* [What needs to be done] Write out the material below again, unchanged.

* [Data for processing]
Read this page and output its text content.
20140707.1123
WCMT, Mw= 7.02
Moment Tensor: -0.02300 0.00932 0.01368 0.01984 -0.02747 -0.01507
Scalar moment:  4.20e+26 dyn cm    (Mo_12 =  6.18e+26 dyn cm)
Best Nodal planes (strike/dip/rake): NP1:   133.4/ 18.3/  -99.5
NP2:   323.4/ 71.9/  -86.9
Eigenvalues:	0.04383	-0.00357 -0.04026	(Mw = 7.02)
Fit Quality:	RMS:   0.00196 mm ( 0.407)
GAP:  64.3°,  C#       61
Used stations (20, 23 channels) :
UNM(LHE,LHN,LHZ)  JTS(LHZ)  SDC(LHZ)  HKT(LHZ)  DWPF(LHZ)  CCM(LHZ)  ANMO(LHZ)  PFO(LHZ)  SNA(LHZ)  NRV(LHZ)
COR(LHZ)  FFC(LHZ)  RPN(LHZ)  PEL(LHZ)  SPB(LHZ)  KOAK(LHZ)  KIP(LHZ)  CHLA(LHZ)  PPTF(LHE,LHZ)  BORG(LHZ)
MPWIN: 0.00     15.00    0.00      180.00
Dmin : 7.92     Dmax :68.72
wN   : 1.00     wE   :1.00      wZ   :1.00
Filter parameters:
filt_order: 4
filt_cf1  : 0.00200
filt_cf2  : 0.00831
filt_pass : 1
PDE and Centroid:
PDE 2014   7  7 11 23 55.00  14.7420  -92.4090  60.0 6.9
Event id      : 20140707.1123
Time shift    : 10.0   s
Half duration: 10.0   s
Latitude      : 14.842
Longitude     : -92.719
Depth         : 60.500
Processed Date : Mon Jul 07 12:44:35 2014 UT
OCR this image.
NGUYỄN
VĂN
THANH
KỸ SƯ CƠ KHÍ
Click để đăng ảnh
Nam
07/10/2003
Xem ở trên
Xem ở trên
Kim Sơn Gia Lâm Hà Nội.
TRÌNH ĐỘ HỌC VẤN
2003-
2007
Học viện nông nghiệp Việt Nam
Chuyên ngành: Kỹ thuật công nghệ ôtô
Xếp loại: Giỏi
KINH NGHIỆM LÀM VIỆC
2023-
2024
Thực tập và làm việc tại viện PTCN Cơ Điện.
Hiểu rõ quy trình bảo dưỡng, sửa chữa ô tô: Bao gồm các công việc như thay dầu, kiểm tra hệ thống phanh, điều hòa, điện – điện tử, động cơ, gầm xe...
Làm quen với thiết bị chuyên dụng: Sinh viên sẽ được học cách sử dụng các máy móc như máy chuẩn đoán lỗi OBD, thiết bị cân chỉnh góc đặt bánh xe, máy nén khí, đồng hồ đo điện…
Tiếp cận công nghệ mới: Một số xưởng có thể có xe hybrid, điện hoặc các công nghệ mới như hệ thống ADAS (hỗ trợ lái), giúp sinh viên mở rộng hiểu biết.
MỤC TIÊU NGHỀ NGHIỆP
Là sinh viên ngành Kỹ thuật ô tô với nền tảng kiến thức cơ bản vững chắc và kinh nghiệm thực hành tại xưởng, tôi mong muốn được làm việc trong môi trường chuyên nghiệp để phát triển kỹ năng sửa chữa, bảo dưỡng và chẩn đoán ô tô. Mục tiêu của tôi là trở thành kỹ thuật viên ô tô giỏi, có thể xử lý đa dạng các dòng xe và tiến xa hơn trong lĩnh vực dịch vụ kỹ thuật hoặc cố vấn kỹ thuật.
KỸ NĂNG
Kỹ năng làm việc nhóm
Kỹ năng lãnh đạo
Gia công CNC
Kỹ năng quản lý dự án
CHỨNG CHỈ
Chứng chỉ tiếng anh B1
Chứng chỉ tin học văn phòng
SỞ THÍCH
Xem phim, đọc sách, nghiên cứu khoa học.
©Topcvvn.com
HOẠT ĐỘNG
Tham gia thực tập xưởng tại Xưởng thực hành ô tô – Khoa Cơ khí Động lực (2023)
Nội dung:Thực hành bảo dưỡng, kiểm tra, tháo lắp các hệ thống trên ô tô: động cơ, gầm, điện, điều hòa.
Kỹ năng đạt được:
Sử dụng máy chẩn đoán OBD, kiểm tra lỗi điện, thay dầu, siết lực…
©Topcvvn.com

* [Result for this exercise]
Read this page and output its text content.
20140707.1123
WCMT, Mw= 7.02
Moment Tensor: -0.02300 0.00932 0.01368 0.01984 -0.02747 -0.01507
Scalar moment:  4.20e+26 dyn cm    (Mo_12 =  6.18e+26 dyn cm)
Best Nodal planes (strike/dip/rake): NP1:   133.4/ 18.3/  -99.5
NP2:   323.4/ 71.9/  -86.9
Eigenvalues:	0.04383	-0.00357 -0.04026	(Mw = 7.02)
Fit Quality:	RMS:   0.00196 mm ( 0.407)
GAP:  64.3°,  C#       61
Used stations (20, 23 channels) :
UNM(LHE,LHN,LHZ)  JTS(LHZ)  SDC(LHZ)  HKT(LHZ)  DWPF(LHZ)  CCM(LHZ)  ANMO(LHZ)  PFO(LHZ)  SNA(LHZ)  NRV(LHZ)
COR(LHZ)  FFC(LHZ)  RPN(LHZ)  PEL(LHZ)  SPB(LHZ)  KOAK(LHZ)  KIP(LHZ)  CHLA(LHZ)  PPTF(LHE,LHZ)  BORG(LHZ)
MPWIN: 0.00     15.00    0.00      180.00
Dmin : 7.92     Dmax :68.72
wN   : 1.00     wE   :1.00      wZ   :1.00
Filter parameters:
filt_order: 4
filt_cf1  : 0.00200
filt_cf2  : 0.00831
filt_pass : 1
PDE and Centroid:
PDE 2014   7  7 11 23 55.00  14.7420  -92.4090  60.0 6.9
Event id      : 20140707.1123
Time shift    : 10.0   s
Half duration: 10.0   s
Latitude      : 14.842
Longitude     : -92.719
Depth         : 60.500
Processed Date : Mon Jul 07 12:44:35 2014 UT
OCR this image.
NGUYỄN
VĂN
THANH
KỸ SƯ CƠ KHÍ
Click để đăng ảnh
Nam
07/10/2003
Xem ở trên
Xem ở trên
Kim Sơn Gia Lâm Hà Nội.
TRÌNH ĐỘ HỌC VẤN
2003-
2007
Học viện nông nghiệp Việt Nam
Chuyên ngành: Kỹ thuật công nghệ ôtô
Xếp loại: Giỏi
KINH NGHIỆM LÀM VIỆC
2023-
2024
Thực tập và làm việc tại viện PTCN Cơ Điện.
Hiểu rõ quy trình bảo dưỡng, sửa chữa ô tô: Bao gồm các công việc như thay dầu, kiểm tra hệ thống phanh, điều hòa, điện – điện tử, động cơ, gầm xe...
Làm quen với thiết bị chuyên dụng: Sinh viên sẽ được học cách sử dụng các máy móc như máy chuẩn đoán lỗi OBD, thiết bị cân chỉnh góc đặt bánh xe, máy nén khí, đồng hồ đo điện…
Tiếp cận công nghệ mới: Một số xưởng có thể có xe hybrid, điện hoặc các công nghệ mới như hệ thống ADAS (hỗ trợ lái), giúp sinh viên mở rộng hiểu biết.
MỤC TIÊU NGHỀ NGHIỆP
Là sinh viên ngành Kỹ thuật ô tô với nền tảng kiến thức cơ bản vững chắc và kinh nghiệm thực hành tại xưởng, tôi mong muốn được làm việc trong môi trường chuyên nghiệp để phát triển kỹ năng sửa chữa, bảo dưỡng và chẩn đoán ô tô. Mục tiêu của tôi là trở thành kỹ thuật viên ô tô giỏi, có thể xử lý đa dạng các dòng xe và tiến xa hơn trong lĩnh vực dịch vụ kỹ thuật hoặc cố vấn kỹ thuật.
KỸ NĂNG
Kỹ năng làm việc nhóm
Kỹ năng lãnh đạo
Gia công CNC
Kỹ năng quản lý dự án
CHỨNG CHỈ
Chứng chỉ tiếng anh B1
Chứng chỉ tin học văn phòng
SỞ THÍCH
Xem phim, đọc sách, nghiên cứu khoa học.
©Topcvvn.com
HOẠT ĐỘNG
Tham gia thực tập xưởng tại Xưởng thực hành ô tô – Khoa Cơ khí Động lực (2023)
Nội dung:Thực hành bảo dưỡng, kiểm tra, tháo lắp các hệ thống trên ô tô: động cơ, gầm, điện, điều hòa.
Kỹ năng đạt được:
Sử dụng máy chẩn đoán OBD, kiểm tra lỗi điện, thay dầu, siết lực…
©Topcvvn.com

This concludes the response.